>>>

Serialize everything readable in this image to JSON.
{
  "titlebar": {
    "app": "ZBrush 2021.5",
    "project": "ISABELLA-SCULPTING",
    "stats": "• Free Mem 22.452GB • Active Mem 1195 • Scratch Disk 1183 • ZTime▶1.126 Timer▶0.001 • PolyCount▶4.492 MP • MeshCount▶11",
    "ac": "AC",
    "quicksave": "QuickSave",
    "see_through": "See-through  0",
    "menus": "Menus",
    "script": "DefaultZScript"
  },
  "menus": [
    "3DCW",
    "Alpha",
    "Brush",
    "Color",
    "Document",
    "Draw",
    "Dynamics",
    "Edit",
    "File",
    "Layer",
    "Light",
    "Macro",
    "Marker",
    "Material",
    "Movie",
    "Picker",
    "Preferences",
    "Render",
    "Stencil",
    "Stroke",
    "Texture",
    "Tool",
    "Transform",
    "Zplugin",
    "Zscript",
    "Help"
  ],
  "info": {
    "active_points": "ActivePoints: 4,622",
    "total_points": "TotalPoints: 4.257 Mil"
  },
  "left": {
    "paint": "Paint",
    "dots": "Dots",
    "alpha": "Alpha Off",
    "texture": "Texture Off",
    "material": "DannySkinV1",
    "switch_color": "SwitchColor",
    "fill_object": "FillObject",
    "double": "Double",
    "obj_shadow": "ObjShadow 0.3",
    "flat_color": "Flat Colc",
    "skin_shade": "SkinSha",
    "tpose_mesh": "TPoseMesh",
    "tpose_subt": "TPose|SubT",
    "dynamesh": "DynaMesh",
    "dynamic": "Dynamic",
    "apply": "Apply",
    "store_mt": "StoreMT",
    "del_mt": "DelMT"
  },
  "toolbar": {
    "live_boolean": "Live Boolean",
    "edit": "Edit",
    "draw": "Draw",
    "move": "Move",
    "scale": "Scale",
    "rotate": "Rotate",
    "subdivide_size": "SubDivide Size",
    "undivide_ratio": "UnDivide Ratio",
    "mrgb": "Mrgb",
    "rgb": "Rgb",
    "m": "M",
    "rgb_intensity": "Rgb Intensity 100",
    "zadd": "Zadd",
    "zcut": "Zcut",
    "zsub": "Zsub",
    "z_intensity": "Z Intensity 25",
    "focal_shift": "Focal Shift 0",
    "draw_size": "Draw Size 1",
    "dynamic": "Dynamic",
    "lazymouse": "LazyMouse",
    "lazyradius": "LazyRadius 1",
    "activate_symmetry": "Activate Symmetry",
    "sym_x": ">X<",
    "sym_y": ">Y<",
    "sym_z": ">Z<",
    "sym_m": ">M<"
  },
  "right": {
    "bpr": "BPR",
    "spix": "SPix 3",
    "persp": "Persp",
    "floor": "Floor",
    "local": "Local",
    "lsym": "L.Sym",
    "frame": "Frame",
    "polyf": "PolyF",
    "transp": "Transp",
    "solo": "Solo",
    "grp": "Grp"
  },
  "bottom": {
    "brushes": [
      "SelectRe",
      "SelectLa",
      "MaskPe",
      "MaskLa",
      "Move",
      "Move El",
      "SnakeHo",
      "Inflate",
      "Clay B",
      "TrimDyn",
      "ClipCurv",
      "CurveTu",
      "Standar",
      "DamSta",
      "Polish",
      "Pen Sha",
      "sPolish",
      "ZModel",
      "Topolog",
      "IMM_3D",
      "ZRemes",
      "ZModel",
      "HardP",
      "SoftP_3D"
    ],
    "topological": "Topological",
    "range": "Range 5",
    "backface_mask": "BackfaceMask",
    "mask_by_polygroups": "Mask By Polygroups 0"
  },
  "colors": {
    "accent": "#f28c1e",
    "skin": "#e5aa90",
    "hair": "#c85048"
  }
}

<<<

Objective: Copy every line above that holds the word "Intensity".

Completed exercise:
    "rgb_intensity": "Rgb Intensity 100",
    "z_intensity": "Z Intensity 25",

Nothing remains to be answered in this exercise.